◆ **THE DATA**:
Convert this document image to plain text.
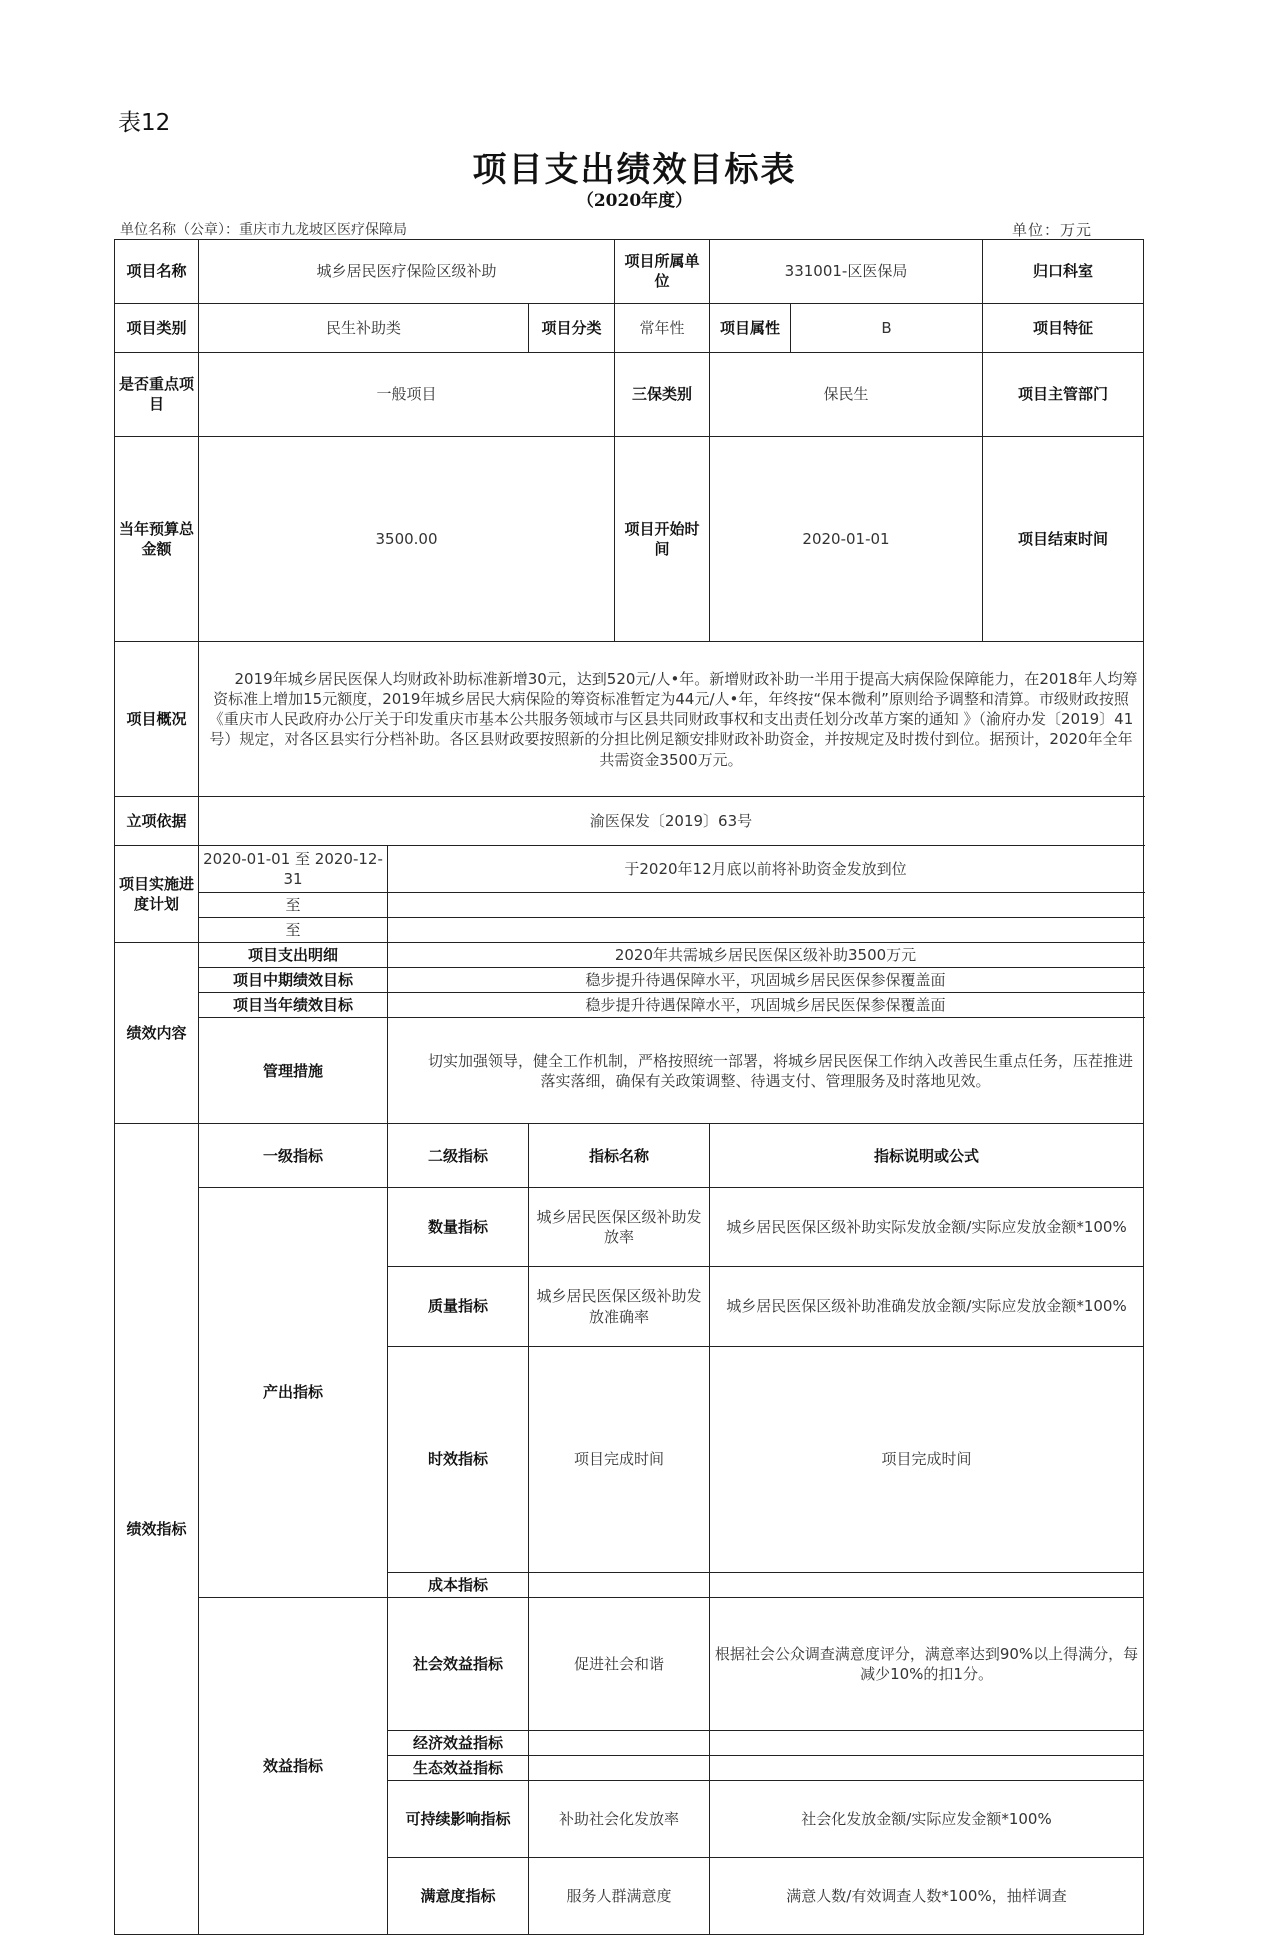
表12
项目支出绩效目标表
（2020年度）
单位名称（公章）：重庆市九龙坡区医疗保障局	单位：万元
项目名称	城乡居民医疗保险区级补助			项目所属单位	331001-区医保局		归口科室	
项目类别	民生补助类		项目分类	常年性	项目属性	B	项目特征	
是否重点项目	一般项目			三保类别	保民生		项目主管部门	
当年预算总金额	3500.00			项目开始时间	2020-01-01		项目结束时间	
项目概况	2019年城乡居民医保人均财政补助标准新增30元，达到520元/人•年。新增财政补助一半用于提高大病保险保障能力，在2018年人均筹资标准上增加15元额度，2019年城乡居民大病保险的筹资标准暂定为44元/人•年，年终按“保本微利”原则给予调整和清算。市级财政按照《重庆市人民政府办公厅关于印发重庆市基本公共服务领域市与区县共同财政事权和支出责任划分改革方案的通知 》（渝府办发〔2019〕41号）规定，对各区县实行分档补助。各区县财政要按照新的分担比例足额安排财政补助资金，并按规定及时拨付到位。据预计，2020年全年共需资金3500万元。							
立项依据	渝医保发〔2019〕63号							
项目实施进度计划	2020-01-01 至 2020-12-31	于2020年12月底以前将补助资金发放到位						
	至							
	至							
绩效内容	项目支出明细	2020年共需城乡居民医保区级补助3500万元						
	项目中期绩效目标	稳步提升待遇保障水平，巩固城乡居民医保参保覆盖面						
	项目当年绩效目标	稳步提升待遇保障水平，巩固城乡居民医保参保覆盖面						
	管理措施	切实加强领导，健全工作机制，严格按照统一部署，将城乡居民医保工作纳入改善民生重点任务，压茬推进落实落细，确保有关政策调整、待遇支付、管理服务及时落地见效。						
绩效指标	一级指标	二级指标	指标名称		指标说明或公式	
	产出指标	数量指标	城乡居民医保区级补助发放率		城乡居民医保区级补助实际发放金额/实际应发放金额*100%	
		质量指标	城乡居民医保区级补助发放准确率		城乡居民医保区级补助准确发放金额/实际应发放金额*100%	
		时效指标	项目完成时间		项目完成时间	
		成本指标						
	效益指标	社会效益指标	促进社会和谐		根据社会公众调查满意度评分，满意率达到90%以上得满分，每减少10%的扣1分。	
		经济效益指标						
		生态效益指标						
		可持续影响指标	补助社会化发放率		社会化发放金额/实际应发金额*100%	
		满意度指标	服务人群满意度		满意人数/有效调查人数*100%，抽样调查	
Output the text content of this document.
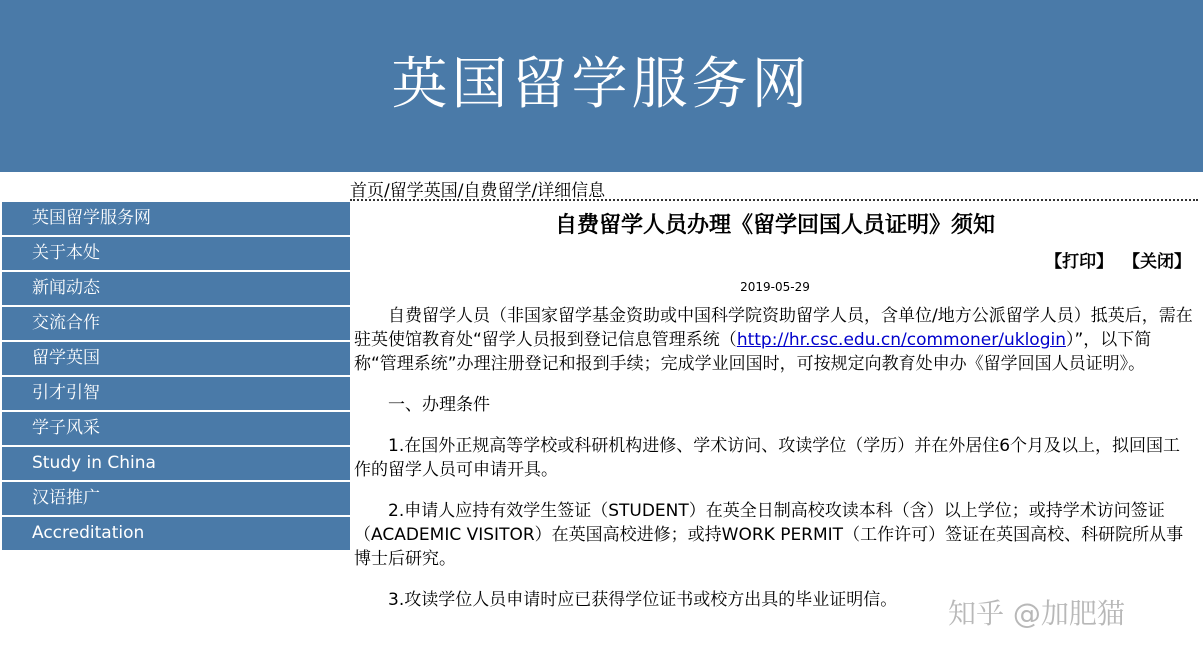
英国留学服务网
首页/留学英国/自费留学/详细信息
英国留学服务网
关于本处
新闻动态
交流合作
留学英国
引才引智
学子风采
Study in China
汉语推广
Accreditation
自费留学人员办理《留学回国人员证明》须知
【打印】 【关闭】
2019-05-29

自费留学人员（非国家留学基金资助或中国科学院资助留学人员，含单位/地方公派留学人员）抵英后，需在驻英使馆教育处“留学人员报到登记信息管理系统（http://hr.csc.edu.cn/commoner/uklogin）”，以下简称“管理系统”办理注册登记和报到手续；完成学业回国时，可按规定向教育处申办《留学回国人员证明》。

一、办理条件

1.在国外正规高等学校或科研机构进修、学术访问、攻读学位（学历）并在外居住6个月及以上，拟回国工作的留学人员可申请开具。

2.申请人应持有效学生签证（STUDENT）在英全日制高校攻读本科（含）以上学位；或持学术访问签证（ACADEMIC VISITOR）在英国高校进修；或持WORK PERMIT（工作许可）签证在英国高校、科研院所从事博士后研究。

3.攻读学位人员申请时应已获得学位证书或校方出具的毕业证明信。	知乎 @加肥猫
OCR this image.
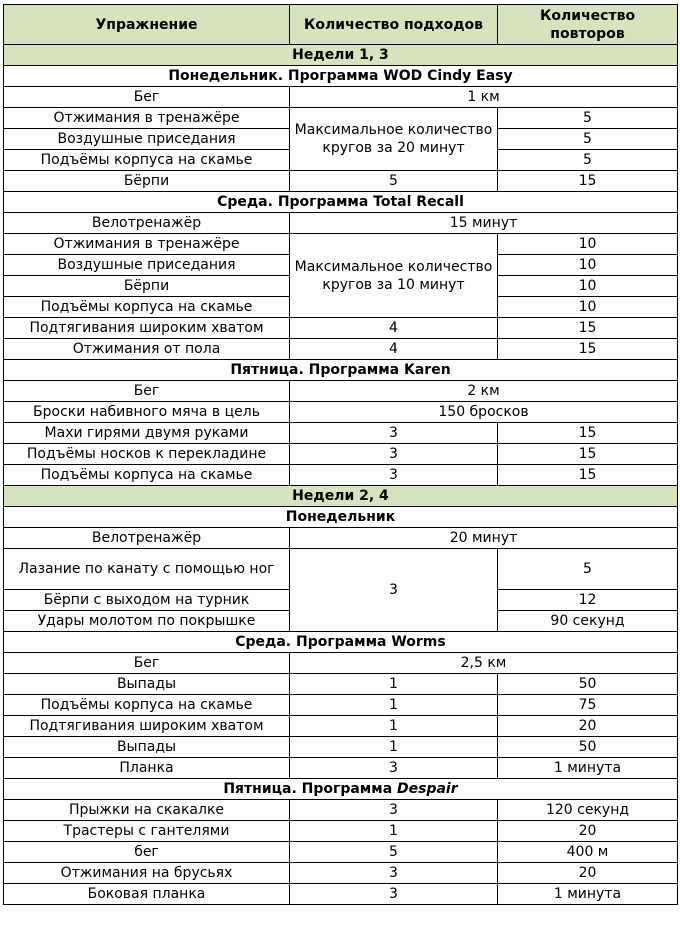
Упражнение	Количество подходов	Количество повторов
Недели 1, 3		
Понедельник. Программа WOD Cindy Easy		
Бег	1 км	
Отжимания в тренажёре	Максимальное количество кругов за 20 минут	5
Воздушные приседания		5
Подъёмы корпуса на скамье		5
Бёрпи	5	15
Среда. Программа Total Recall		
Велотренажёр	15 минут	
Отжимания в тренажёре	Максимальное количество кругов за 10 минут	10
Воздушные приседания		10
Бёрпи		10
Подъёмы корпуса на скамье		10
Подтягивания широким хватом	4	15
Отжимания от пола	4	15
Пятница. Программа Karen		
Бег	2 км	
Броски набивного мяча в цель	150 бросков	
Махи гирями двумя руками	3	15
Подъёмы носков к перекладине	3	15
Подъёмы корпуса на скамье	3	15
Недели 2, 4		
Понедельник		
Велотренажёр	20 минут	
Лазание по канату с помощью ног	3	5
Бёрпи с выходом на турник		12
Удары молотом по покрышке		90 секунд
Среда. Программа Worms		
Бег	2,5 км	
Выпады	1	50
Подъёмы корпуса на скамье	1	75
Подтягивания широким хватом	1	20
Выпады	1	50
Планка	3	1 минута
Пятница. Программа Despair		
Прыжки на скакалке	3	120 секунд
Трастеры с гантелями	1	20
бег	5	400 м
Отжимания на брусьях	3	20
Боковая планка	3	1 минута
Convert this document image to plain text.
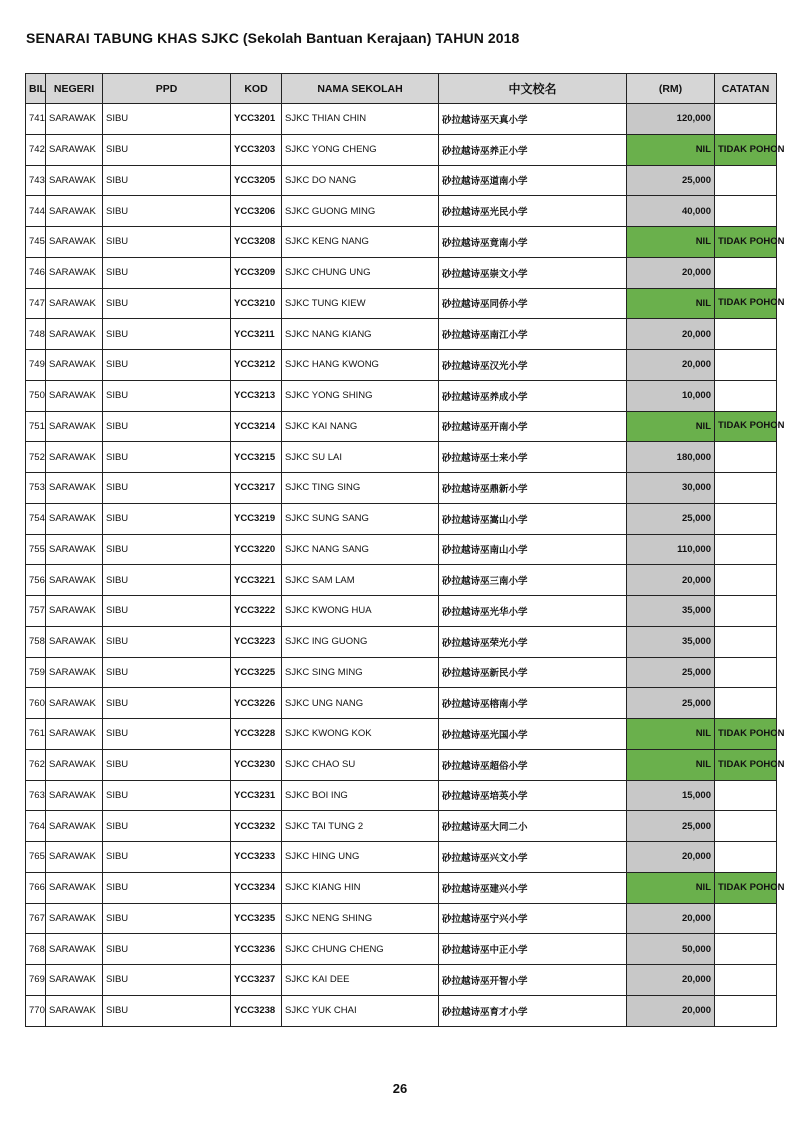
SENARAI TABUNG KHAS SJKC (Sekolah Bantuan Kerajaan) TAHUN 2018
BIL	NEGERI	PPD	KOD	NAMA SEKOLAH	中文校名	(RM)	CATATAN
741	SARAWAK	SIBU	YCC3201	SJKC THIAN CHIN	砂拉越诗巫天真小学	120,000	
742	SARAWAK	SIBU	YCC3203	SJKC YONG CHENG	砂拉越诗巫养正小学	NIL	TIDAK POHON
743	SARAWAK	SIBU	YCC3205	SJKC DO NANG	砂拉越诗巫道南小学	25,000	
744	SARAWAK	SIBU	YCC3206	SJKC GUONG MING	砂拉越诗巫光民小学	40,000	
745	SARAWAK	SIBU	YCC3208	SJKC KENG NANG	砂拉越诗巫竟南小学	NIL	TIDAK POHON
746	SARAWAK	SIBU	YCC3209	SJKC CHUNG UNG	砂拉越诗巫崇文小学	20,000	
747	SARAWAK	SIBU	YCC3210	SJKC TUNG KIEW	砂拉越诗巫同侨小学	NIL	TIDAK POHON
748	SARAWAK	SIBU	YCC3211	SJKC NANG KIANG	砂拉越诗巫南江小学	20,000	
749	SARAWAK	SIBU	YCC3212	SJKC HANG KWONG	砂拉越诗巫汉光小学	20,000	
750	SARAWAK	SIBU	YCC3213	SJKC YONG SHING	砂拉越诗巫养成小学	10,000	
751	SARAWAK	SIBU	YCC3214	SJKC KAI NANG	砂拉越诗巫开南小学	NIL	TIDAK POHON
752	SARAWAK	SIBU	YCC3215	SJKC SU LAI	砂拉越诗巫士来小学	180,000	
753	SARAWAK	SIBU	YCC3217	SJKC TING SING	砂拉越诗巫鼎新小学	30,000	
754	SARAWAK	SIBU	YCC3219	SJKC SUNG SANG	砂拉越诗巫嵩山小学	25,000	
755	SARAWAK	SIBU	YCC3220	SJKC NANG SANG	砂拉越诗巫南山小学	110,000	
756	SARAWAK	SIBU	YCC3221	SJKC SAM LAM	砂拉越诗巫三南小学	20,000	
757	SARAWAK	SIBU	YCC3222	SJKC KWONG HUA	砂拉越诗巫光华小学	35,000	
758	SARAWAK	SIBU	YCC3223	SJKC ING GUONG	砂拉越诗巫荣光小学	35,000	
759	SARAWAK	SIBU	YCC3225	SJKC SING MING	砂拉越诗巫新民小学	25,000	
760	SARAWAK	SIBU	YCC3226	SJKC UNG NANG	砂拉越诗巫榕南小学	25,000	
761	SARAWAK	SIBU	YCC3228	SJKC KWONG KOK	砂拉越诗巫光国小学	NIL	TIDAK POHON
762	SARAWAK	SIBU	YCC3230	SJKC CHAO SU	砂拉越诗巫超俗小学	NIL	TIDAK POHON
763	SARAWAK	SIBU	YCC3231	SJKC BOI ING	砂拉越诗巫培英小学	15,000	
764	SARAWAK	SIBU	YCC3232	SJKC TAI TUNG 2	砂拉越诗巫大同二小	25,000	
765	SARAWAK	SIBU	YCC3233	SJKC HING UNG	砂拉越诗巫兴文小学	20,000	
766	SARAWAK	SIBU	YCC3234	SJKC KIANG HIN	砂拉越诗巫建兴小学	NIL	TIDAK POHON
767	SARAWAK	SIBU	YCC3235	SJKC NENG SHING	砂拉越诗巫宁兴小学	20,000	
768	SARAWAK	SIBU	YCC3236	SJKC CHUNG CHENG	砂拉越诗巫中正小学	50,000	
769	SARAWAK	SIBU	YCC3237	SJKC KAI DEE	砂拉越诗巫开智小学	20,000	
770	SARAWAK	SIBU	YCC3238	SJKC YUK CHAI	砂拉越诗巫育才小学	20,000	
26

◆ **TASK STATEMENT**: Report the number of lines in the listing where the string "скамье" appears, and nothing besides.

◆ **EXERCISE RESPONSE**: 4